▶ DATA TO USE
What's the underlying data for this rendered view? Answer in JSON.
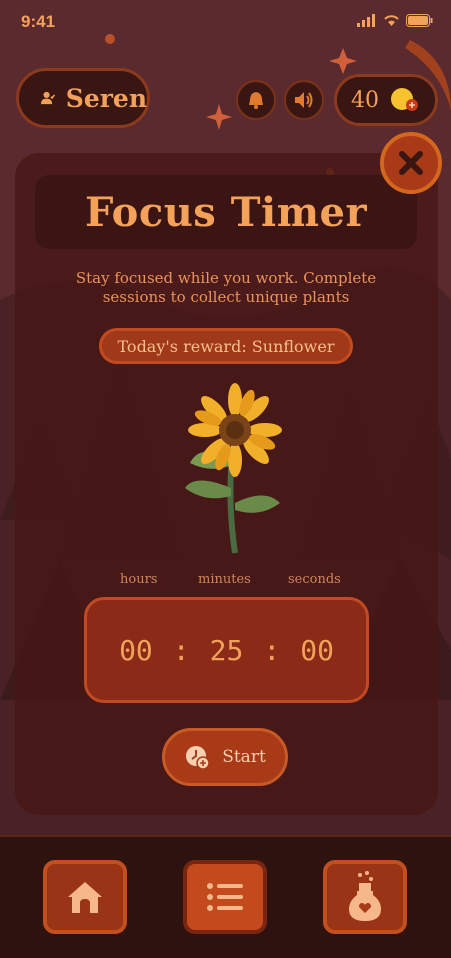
{
  "status_bar": {
    "time": "9:41"
  },
  "user": {
    "name": "Seren"
  },
  "coins": {
    "value": "40"
  },
  "main": {
    "title": "Focus Timer",
    "subtitle": "Stay focused while you work. Complete sessions to collect unique plants",
    "reward": "Today's reward: Sunflower",
    "plant": "sunflower",
    "labels": {
      "hours": "hours",
      "minutes": "minutes",
      "seconds": "seconds"
    },
    "timer": {
      "hours": "00",
      "minutes": "25",
      "seconds": "00",
      "separator": ":"
    },
    "start_label": "Start"
  },
  "nav": [
    {
      "icon": "home-icon"
    },
    {
      "icon": "list-icon"
    },
    {
      "icon": "potion-icon"
    }
  ],
  "colors": {
    "accent": "#f4a25a",
    "background": "#5a2a2e",
    "button": "#a83a18"
  }
}
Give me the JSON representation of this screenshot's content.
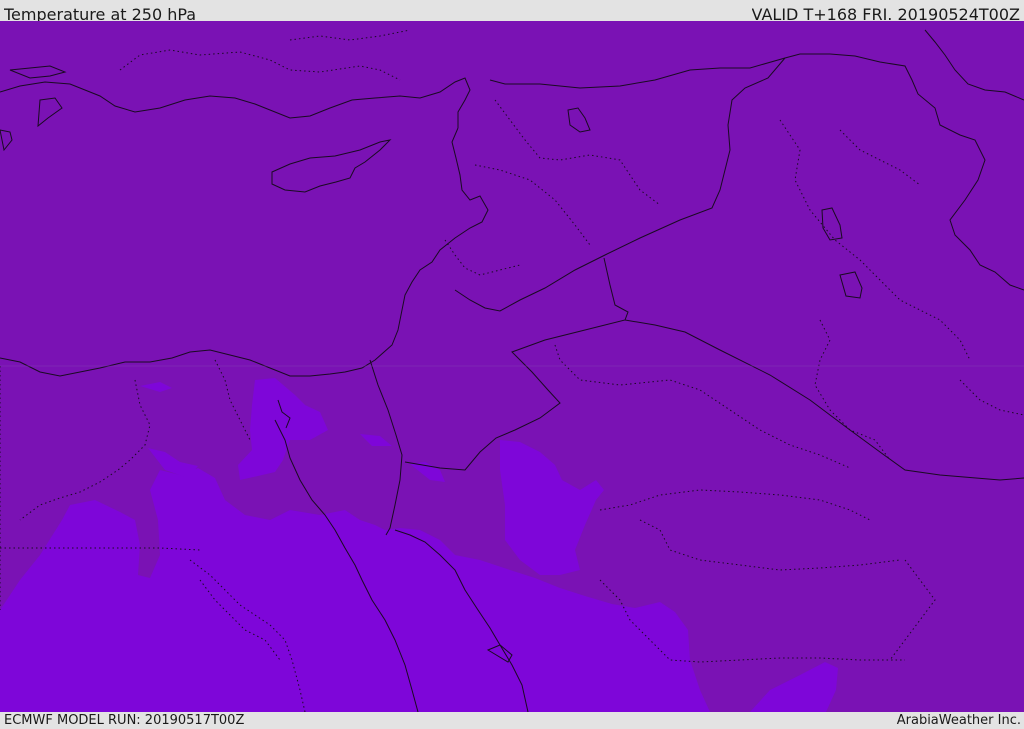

▶ SHORT TASK
From the material above, reproduce everything verbatim except the pictures.

▶ FULL RESPONSE
What's the underlying data for this rendered view? Answer in JSON.
{
  "status_bar": {
    "time": "9:41"
  },
  "user": {
    "name": "Seren"
  },
  "coins": {
    "value": "40"
  },
  "main": {
    "title": "Focus Timer",
    "subtitle": "Stay focused while you work. Complete sessions to collect unique plants",
    "reward": "Today's reward: Sunflower",
    "plant": "sunflower",
    "labels": {
      "hours": "hours",
      "minutes": "minutes",
      "seconds": "seconds"
    },
    "timer": {
      "hours": "00",
      "minutes": "25",
      "seconds": "00",
      "separator": ":"
    },
    "start_label": "Start"
  },
  "nav": [
    {
      "icon": "home-icon"
    },
    {
      "icon": "list-icon"
    },
    {
      "icon": "potion-icon"
    }
  ],
  "colors": {
    "accent": "#f4a25a",
    "background": "#5a2a2e",
    "button": "#a83a18"
  }
}
Give me the JSON representation of this screenshot's content.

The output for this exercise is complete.